▼

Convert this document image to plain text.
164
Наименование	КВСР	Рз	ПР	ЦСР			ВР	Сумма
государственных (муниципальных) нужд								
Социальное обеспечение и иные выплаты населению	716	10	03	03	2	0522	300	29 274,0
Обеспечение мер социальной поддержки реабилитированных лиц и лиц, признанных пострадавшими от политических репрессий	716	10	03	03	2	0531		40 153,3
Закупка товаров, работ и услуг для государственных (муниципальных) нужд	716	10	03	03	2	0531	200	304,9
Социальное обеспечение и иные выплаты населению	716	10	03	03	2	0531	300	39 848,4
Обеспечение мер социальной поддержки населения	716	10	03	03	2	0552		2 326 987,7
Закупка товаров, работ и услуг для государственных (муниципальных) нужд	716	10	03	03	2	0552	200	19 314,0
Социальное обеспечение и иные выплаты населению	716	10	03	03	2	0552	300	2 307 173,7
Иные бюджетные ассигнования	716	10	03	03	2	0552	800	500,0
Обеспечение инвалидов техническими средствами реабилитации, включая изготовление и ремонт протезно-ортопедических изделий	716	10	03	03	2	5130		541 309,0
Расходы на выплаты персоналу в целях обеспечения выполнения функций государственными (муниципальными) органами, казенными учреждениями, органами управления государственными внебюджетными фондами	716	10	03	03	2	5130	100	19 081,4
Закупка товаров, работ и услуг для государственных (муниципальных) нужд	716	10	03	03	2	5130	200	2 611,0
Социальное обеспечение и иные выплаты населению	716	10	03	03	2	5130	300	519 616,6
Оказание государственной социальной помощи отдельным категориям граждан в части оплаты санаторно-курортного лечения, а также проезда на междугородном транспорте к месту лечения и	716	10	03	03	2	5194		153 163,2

▲

#### Brief
Find each line that has the word "Социальное", then copy it out.

#### Response
Социальное обеспечение и иные выплаты населению	716	10	03	03	2	0522	300	29 274,0
Социальное обеспечение и иные выплаты населению	716	10	03	03	2	0531	300	39 848,4
Социальное обеспечение и иные выплаты населению	716	10	03	03	2	0552	300	2 307 173,7
Социальное обеспечение и иные выплаты населению	716	10	03	03	2	5130	300	519 616,6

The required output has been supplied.